■ What the task requires ■
Please quote every line word for word.
** begin Entries **
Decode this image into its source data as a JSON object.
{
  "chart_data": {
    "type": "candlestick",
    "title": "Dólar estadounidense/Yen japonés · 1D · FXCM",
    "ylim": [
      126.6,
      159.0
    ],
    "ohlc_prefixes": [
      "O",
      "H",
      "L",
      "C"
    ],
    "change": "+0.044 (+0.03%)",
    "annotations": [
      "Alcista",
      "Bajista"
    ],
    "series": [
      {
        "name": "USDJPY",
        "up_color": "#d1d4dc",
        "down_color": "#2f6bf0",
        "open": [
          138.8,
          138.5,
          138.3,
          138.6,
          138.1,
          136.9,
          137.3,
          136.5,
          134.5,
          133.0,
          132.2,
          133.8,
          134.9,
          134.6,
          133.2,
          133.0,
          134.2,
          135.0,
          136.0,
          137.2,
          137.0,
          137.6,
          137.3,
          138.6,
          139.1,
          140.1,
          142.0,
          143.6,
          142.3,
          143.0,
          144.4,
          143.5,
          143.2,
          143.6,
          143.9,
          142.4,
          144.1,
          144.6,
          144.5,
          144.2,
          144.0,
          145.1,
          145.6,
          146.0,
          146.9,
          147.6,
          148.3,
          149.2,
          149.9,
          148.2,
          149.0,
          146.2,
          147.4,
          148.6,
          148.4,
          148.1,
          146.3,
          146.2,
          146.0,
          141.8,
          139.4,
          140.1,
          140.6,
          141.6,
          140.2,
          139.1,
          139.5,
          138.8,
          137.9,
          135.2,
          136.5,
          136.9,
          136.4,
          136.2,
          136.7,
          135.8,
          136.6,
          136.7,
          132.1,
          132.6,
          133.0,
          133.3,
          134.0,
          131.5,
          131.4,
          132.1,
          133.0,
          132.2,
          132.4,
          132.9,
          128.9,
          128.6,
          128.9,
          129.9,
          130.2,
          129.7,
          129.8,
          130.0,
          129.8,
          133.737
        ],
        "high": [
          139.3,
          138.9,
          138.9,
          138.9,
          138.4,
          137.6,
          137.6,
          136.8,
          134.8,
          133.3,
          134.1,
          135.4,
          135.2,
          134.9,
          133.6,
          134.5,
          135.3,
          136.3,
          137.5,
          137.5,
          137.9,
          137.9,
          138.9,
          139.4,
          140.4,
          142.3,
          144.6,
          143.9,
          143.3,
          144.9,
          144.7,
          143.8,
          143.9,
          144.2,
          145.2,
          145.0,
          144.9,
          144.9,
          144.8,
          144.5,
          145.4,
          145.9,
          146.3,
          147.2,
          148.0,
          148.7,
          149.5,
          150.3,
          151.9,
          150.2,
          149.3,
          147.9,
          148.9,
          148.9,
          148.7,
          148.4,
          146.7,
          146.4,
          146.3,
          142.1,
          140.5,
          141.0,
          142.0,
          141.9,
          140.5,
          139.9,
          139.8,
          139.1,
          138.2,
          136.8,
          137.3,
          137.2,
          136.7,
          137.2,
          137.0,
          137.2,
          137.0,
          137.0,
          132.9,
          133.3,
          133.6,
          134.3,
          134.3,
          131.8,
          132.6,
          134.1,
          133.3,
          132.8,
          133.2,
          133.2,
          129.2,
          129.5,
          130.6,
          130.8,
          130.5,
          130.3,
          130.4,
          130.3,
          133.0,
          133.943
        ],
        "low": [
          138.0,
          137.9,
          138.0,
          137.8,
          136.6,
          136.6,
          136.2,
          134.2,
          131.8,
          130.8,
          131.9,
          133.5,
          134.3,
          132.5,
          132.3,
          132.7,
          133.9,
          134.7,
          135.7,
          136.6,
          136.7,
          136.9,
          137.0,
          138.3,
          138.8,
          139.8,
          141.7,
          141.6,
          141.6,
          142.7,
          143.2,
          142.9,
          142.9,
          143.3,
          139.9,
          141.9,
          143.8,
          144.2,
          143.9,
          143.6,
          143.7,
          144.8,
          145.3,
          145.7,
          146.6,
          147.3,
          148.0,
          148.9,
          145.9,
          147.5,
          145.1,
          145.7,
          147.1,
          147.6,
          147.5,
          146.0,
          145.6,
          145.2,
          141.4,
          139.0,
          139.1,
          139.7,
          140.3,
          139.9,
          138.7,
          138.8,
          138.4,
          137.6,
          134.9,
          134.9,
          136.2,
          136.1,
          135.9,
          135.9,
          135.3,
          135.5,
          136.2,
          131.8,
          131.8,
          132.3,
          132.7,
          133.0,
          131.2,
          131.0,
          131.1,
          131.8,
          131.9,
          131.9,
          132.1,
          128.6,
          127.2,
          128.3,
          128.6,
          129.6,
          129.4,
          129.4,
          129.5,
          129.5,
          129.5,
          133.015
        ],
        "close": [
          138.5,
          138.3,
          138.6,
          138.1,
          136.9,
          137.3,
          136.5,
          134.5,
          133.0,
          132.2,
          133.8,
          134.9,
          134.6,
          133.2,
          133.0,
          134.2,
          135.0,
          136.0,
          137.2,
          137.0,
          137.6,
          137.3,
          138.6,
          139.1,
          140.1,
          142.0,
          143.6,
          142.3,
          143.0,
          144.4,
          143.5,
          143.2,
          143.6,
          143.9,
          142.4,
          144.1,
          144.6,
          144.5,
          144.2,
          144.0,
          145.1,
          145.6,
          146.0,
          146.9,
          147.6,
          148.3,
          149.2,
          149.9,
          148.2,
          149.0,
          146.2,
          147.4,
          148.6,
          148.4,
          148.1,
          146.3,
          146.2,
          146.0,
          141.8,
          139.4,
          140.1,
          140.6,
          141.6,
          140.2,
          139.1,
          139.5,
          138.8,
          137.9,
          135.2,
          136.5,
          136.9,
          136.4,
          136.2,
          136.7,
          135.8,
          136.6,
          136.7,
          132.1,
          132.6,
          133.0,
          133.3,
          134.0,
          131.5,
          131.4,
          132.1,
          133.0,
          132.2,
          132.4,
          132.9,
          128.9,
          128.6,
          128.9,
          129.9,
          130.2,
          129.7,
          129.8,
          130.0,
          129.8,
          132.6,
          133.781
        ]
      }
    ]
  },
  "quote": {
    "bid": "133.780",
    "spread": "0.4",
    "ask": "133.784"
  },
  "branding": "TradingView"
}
** end Entries **
■ Task response ■
Decode this image into its source data as a JSON object.
{
  "chart_data": {
    "type": "candlestick",
    "title": "Dólar estadounidense/Yen japonés · 1D · FXCM",
    "ylim": [
      126.6,
      159.0
    ],
    "ohlc_prefixes": [
      "O",
      "H",
      "L",
      "C"
    ],
    "change": "+0.044 (+0.03%)",
    "annotations": [
      "Alcista",
      "Bajista"
    ],
    "series": [
      {
        "name": "USDJPY",
        "up_color": "#d1d4dc",
        "down_color": "#2f6bf0",
        "open": [
          138.8,
          138.5,
          138.3,
          138.6,
          138.1,
          136.9,
          137.3,
          136.5,
          134.5,
          133.0,
          132.2,
          133.8,
          134.9,
          134.6,
          133.2,
          133.0,
          134.2,
          135.0,
          136.0,
          137.2,
          137.0,
          137.6,
          137.3,
          138.6,
          139.1,
          140.1,
          142.0,
          143.6,
          142.3,
          143.0,
          144.4,
          143.5,
          143.2,
          143.6,
          143.9,
          142.4,
          144.1,
          144.6,
          144.5,
          144.2,
          144.0,
          145.1,
          145.6,
          146.0,
          146.9,
          147.6,
          148.3,
          149.2,
          149.9,
          148.2,
          149.0,
          146.2,
          147.4,
          148.6,
          148.4,
          148.1,
          146.3,
          146.2,
          146.0,
          141.8,
          139.4,
          140.1,
          140.6,
          141.6,
          140.2,
          139.1,
          139.5,
          138.8,
          137.9,
          135.2,
          136.5,
          136.9,
          136.4,
          136.2,
          136.7,
          135.8,
          136.6,
          136.7,
          132.1,
          132.6,
          133.0,
          133.3,
          134.0,
          131.5,
          131.4,
          132.1,
          133.0,
          132.2,
          132.4,
          132.9,
          128.9,
          128.6,
          128.9,
          129.9,
          130.2,
          129.7,
          129.8,
          130.0,
          129.8,
          133.737
        ],
        "high": [
          139.3,
          138.9,
          138.9,
          138.9,
          138.4,
          137.6,
          137.6,
          136.8,
          134.8,
          133.3,
          134.1,
          135.4,
          135.2,
          134.9,
          133.6,
          134.5,
          135.3,
          136.3,
          137.5,
          137.5,
          137.9,
          137.9,
          138.9,
          139.4,
          140.4,
          142.3,
          144.6,
          143.9,
          143.3,
          144.9,
          144.7,
          143.8,
          143.9,
          144.2,
          145.2,
          145.0,
          144.9,
          144.9,
          144.8,
          144.5,
          145.4,
          145.9,
          146.3,
          147.2,
          148.0,
          148.7,
          149.5,
          150.3,
          151.9,
          150.2,
          149.3,
          147.9,
          148.9,
          148.9,
          148.7,
          148.4,
          146.7,
          146.4,
          146.3,
          142.1,
          140.5,
          141.0,
          142.0,
          141.9,
          140.5,
          139.9,
          139.8,
          139.1,
          138.2,
          136.8,
          137.3,
          137.2,
          136.7,
          137.2,
          137.0,
          137.2,
          137.0,
          137.0,
          132.9,
          133.3,
          133.6,
          134.3,
          134.3,
          131.8,
          132.6,
          134.1,
          133.3,
          132.8,
          133.2,
          133.2,
          129.2,
          129.5,
          130.6,
          130.8,
          130.5,
          130.3,
          130.4,
          130.3,
          133.0,
          133.943
        ],
        "low": [
          138.0,
          137.9,
          138.0,
          137.8,
          136.6,
          136.6,
          136.2,
          134.2,
          131.8,
          130.8,
          131.9,
          133.5,
          134.3,
          132.5,
          132.3,
          132.7,
          133.9,
          134.7,
          135.7,
          136.6,
          136.7,
          136.9,
          137.0,
          138.3,
          138.8,
          139.8,
          141.7,
          141.6,
          141.6,
          142.7,
          143.2,
          142.9,
          142.9,
          143.3,
          139.9,
          141.9,
          143.8,
          144.2,
          143.9,
          143.6,
          143.7,
          144.8,
          145.3,
          145.7,
          146.6,
          147.3,
          148.0,
          148.9,
          145.9,
          147.5,
          145.1,
          145.7,
          147.1,
          147.6,
          147.5,
          146.0,
          145.6,
          145.2,
          141.4,
          139.0,
          139.1,
          139.7,
          140.3,
          139.9,
          138.7,
          138.8,
          138.4,
          137.6,
          134.9,
          134.9,
          136.2,
          136.1,
          135.9,
          135.9,
          135.3,
          135.5,
          136.2,
          131.8,
          131.8,
          132.3,
          132.7,
          133.0,
          131.2,
          131.0,
          131.1,
          131.8,
          131.9,
          131.9,
          132.1,
          128.6,
          127.2,
          128.3,
          128.6,
          129.6,
          129.4,
          129.4,
          129.5,
          129.5,
          129.5,
          133.015
        ],
        "close": [
          138.5,
          138.3,
          138.6,
          138.1,
          136.9,
          137.3,
          136.5,
          134.5,
          133.0,
          132.2,
          133.8,
          134.9,
          134.6,
          133.2,
          133.0,
          134.2,
          135.0,
          136.0,
          137.2,
          137.0,
          137.6,
          137.3,
          138.6,
          139.1,
          140.1,
          142.0,
          143.6,
          142.3,
          143.0,
          144.4,
          143.5,
          143.2,
          143.6,
          143.9,
          142.4,
          144.1,
          144.6,
          144.5,
          144.2,
          144.0,
          145.1,
          145.6,
          146.0,
          146.9,
          147.6,
          148.3,
          149.2,
          149.9,
          148.2,
          149.0,
          146.2,
          147.4,
          148.6,
          148.4,
          148.1,
          146.3,
          146.2,
          146.0,
          141.8,
          139.4,
          140.1,
          140.6,
          141.6,
          140.2,
          139.1,
          139.5,
          138.8,
          137.9,
          135.2,
          136.5,
          136.9,
          136.4,
          136.2,
          136.7,
          135.8,
          136.6,
          136.7,
          132.1,
          132.6,
          133.0,
          133.3,
          134.0,
          131.5,
          131.4,
          132.1,
          133.0,
          132.2,
          132.4,
          132.9,
          128.9,
          128.6,
          128.9,
          129.9,
          130.2,
          129.7,
          129.8,
          130.0,
          129.8,
          132.6,
          133.781
        ]
      }
    ]
  },
  "quote": {
    "bid": "133.780",
    "spread": "0.4",
    "ask": "133.784"
  },
  "branding": "TradingView"
}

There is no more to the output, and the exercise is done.